(Data entries)

◆ ◆ ◆

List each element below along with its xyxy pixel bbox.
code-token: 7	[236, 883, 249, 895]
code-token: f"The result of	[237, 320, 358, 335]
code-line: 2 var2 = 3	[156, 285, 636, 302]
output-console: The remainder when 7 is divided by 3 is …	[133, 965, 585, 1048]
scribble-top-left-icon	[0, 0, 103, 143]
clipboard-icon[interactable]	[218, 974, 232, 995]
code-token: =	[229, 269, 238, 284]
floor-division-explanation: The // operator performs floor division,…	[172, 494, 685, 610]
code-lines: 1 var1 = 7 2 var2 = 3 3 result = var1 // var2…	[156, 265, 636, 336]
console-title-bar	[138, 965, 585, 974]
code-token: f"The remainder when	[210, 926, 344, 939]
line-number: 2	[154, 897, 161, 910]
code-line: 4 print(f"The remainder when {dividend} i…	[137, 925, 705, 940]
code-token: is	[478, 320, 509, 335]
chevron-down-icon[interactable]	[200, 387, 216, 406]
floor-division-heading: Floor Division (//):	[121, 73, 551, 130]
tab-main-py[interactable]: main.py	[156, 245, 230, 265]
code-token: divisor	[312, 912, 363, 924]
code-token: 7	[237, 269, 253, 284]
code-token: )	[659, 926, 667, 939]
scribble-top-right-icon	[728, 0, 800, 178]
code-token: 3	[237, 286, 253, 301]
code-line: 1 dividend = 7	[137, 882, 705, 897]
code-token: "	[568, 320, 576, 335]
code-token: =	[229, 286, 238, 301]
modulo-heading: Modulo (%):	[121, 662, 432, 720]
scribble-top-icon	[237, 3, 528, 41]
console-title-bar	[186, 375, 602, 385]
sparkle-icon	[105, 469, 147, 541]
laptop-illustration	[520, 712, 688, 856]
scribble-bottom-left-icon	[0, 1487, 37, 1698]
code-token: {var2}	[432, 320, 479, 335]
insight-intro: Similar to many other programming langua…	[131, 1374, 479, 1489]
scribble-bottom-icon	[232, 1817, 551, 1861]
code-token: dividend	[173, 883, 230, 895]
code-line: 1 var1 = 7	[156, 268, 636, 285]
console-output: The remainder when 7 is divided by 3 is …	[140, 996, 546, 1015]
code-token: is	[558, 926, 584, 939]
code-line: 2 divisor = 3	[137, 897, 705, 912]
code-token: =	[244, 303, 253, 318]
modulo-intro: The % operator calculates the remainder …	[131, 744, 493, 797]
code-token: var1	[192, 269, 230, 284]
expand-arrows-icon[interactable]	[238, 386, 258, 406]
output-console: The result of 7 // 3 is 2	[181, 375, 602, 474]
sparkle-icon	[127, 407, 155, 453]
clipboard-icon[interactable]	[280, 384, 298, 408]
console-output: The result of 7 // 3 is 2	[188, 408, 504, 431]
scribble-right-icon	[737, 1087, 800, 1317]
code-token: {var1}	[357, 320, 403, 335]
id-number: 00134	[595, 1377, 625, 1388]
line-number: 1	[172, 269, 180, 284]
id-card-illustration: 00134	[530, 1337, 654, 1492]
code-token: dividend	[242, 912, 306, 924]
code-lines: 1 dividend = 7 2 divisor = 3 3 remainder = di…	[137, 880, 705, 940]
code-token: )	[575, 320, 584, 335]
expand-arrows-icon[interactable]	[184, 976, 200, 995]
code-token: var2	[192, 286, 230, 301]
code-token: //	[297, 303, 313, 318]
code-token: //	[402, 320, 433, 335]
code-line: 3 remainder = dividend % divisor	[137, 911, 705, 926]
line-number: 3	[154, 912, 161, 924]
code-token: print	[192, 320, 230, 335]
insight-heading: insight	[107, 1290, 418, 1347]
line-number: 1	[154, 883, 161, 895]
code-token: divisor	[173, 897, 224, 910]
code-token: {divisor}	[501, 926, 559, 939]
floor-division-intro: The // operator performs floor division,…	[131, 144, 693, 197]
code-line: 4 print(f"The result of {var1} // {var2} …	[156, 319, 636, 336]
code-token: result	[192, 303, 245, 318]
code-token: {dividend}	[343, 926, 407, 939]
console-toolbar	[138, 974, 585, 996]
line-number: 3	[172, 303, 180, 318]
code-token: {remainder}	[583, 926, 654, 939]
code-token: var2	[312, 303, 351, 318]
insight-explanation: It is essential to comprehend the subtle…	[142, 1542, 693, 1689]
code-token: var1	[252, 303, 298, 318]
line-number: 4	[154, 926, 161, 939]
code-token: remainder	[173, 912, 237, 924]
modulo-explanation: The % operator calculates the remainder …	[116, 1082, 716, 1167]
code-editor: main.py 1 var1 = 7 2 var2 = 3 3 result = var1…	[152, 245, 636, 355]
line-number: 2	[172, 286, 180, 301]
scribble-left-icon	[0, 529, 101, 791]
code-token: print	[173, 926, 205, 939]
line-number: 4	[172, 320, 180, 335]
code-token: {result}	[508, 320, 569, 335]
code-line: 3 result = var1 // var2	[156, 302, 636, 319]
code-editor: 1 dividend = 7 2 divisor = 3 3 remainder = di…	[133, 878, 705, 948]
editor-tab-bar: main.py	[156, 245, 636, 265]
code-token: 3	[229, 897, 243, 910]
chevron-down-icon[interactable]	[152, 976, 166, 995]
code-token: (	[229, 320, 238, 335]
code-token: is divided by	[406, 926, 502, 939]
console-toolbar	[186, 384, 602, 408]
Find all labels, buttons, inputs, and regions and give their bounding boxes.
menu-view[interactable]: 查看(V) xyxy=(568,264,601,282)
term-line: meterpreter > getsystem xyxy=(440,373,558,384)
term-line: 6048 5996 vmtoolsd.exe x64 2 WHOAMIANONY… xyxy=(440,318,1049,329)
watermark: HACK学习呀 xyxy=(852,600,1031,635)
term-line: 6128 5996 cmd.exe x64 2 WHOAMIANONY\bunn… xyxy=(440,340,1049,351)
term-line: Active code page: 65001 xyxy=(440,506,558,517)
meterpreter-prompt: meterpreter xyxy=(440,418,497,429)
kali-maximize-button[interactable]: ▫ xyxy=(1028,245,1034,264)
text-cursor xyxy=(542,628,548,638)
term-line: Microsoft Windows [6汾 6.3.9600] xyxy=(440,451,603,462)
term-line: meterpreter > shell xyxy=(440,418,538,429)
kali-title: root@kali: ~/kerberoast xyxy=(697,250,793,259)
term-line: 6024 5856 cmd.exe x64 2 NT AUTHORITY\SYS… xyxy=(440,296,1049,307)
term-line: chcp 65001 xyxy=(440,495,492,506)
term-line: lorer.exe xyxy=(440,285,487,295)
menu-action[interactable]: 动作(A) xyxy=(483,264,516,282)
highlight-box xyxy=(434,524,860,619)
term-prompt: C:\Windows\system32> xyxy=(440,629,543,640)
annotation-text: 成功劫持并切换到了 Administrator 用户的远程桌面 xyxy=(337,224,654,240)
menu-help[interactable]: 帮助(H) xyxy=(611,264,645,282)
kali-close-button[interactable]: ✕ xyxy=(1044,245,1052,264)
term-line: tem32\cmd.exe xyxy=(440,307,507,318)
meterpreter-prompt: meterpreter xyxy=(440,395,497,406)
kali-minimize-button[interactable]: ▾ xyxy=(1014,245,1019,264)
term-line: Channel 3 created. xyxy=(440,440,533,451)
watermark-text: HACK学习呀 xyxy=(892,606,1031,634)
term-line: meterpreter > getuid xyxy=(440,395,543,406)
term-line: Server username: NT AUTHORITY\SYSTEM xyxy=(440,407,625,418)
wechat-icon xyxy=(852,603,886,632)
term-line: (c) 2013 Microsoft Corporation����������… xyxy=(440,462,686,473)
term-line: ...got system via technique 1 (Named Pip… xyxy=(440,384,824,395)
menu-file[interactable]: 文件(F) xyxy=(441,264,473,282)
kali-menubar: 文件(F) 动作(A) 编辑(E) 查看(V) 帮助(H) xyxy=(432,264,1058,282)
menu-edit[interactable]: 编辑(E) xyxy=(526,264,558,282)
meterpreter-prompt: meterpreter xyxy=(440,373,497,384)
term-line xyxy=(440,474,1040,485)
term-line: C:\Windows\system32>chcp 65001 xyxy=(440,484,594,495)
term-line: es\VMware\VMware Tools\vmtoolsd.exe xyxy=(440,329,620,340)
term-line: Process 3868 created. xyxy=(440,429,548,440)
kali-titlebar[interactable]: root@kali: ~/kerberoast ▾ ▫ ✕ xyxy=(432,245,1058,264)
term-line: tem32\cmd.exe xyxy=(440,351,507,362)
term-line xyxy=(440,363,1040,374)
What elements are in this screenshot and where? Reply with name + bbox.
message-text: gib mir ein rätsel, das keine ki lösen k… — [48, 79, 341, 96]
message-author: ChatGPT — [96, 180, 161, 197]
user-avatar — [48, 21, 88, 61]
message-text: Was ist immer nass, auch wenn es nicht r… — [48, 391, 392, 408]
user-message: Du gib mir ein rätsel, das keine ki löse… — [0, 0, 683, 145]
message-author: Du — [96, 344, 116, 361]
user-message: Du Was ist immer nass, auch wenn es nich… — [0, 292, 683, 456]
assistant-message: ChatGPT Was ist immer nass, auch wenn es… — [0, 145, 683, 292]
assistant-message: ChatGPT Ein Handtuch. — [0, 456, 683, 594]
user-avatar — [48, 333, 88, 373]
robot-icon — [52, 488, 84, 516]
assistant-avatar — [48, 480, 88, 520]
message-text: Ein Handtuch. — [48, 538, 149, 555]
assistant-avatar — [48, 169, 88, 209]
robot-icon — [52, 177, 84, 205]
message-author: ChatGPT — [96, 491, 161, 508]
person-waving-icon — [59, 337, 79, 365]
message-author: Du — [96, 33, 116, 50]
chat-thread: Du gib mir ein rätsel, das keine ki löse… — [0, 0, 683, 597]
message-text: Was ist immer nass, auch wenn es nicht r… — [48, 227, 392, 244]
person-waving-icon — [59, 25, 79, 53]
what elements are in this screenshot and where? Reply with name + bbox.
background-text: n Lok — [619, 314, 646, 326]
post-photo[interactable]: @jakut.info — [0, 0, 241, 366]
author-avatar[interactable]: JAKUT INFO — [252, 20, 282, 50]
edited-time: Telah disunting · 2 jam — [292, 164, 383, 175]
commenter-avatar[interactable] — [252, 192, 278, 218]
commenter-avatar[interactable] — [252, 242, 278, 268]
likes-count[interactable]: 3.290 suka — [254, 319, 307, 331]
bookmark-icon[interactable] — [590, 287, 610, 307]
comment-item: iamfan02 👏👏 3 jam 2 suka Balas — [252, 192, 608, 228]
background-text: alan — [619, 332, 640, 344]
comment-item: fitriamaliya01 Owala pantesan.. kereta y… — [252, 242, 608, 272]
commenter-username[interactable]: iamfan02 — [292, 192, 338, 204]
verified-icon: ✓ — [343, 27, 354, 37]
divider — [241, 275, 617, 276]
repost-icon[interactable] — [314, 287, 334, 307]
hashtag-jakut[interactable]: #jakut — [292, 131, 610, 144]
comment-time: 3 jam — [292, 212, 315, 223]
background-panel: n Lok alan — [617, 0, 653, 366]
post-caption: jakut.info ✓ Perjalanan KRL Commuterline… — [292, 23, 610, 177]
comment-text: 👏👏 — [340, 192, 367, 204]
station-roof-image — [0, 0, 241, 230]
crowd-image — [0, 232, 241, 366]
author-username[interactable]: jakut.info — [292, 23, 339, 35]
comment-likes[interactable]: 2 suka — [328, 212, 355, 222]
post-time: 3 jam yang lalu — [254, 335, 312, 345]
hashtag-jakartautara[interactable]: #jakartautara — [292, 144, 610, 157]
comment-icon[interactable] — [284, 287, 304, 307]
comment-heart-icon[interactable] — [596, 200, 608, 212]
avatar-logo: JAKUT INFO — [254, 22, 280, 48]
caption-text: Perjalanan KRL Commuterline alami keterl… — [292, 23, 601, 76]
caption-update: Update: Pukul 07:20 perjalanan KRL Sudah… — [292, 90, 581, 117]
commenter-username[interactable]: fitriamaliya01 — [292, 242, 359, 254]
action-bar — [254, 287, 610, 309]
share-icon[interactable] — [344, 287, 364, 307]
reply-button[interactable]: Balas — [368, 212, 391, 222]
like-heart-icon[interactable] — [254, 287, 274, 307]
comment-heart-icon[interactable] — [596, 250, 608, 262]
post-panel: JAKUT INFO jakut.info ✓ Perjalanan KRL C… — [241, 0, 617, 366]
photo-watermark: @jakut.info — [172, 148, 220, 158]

◆ ◆ ◆

WHAT IS BEING ASKED -
Reproduce the records word for word from the very first line down to and including the line that contains "code-lines: 1 var1", and output only those lines.

TASK SOLUTION -
List each element below along with its xyxy pixel bbox.
code-token: 7	[236, 883, 249, 895]
code-token: f"The result of	[237, 320, 358, 335]
code-line: 2 var2 = 3	[156, 285, 636, 302]
output-console: The remainder when 7 is divided by 3 is …	[133, 965, 585, 1048]
scribble-top-left-icon	[0, 0, 103, 143]
clipboard-icon[interactable]	[218, 974, 232, 995]
code-token: =	[229, 269, 238, 284]
floor-division-explanation: The // operator performs floor division,…	[172, 494, 685, 610]
code-lines: 1 var1 = 7 2 var2 = 3 3 result = var1 // var2…	[156, 265, 636, 336]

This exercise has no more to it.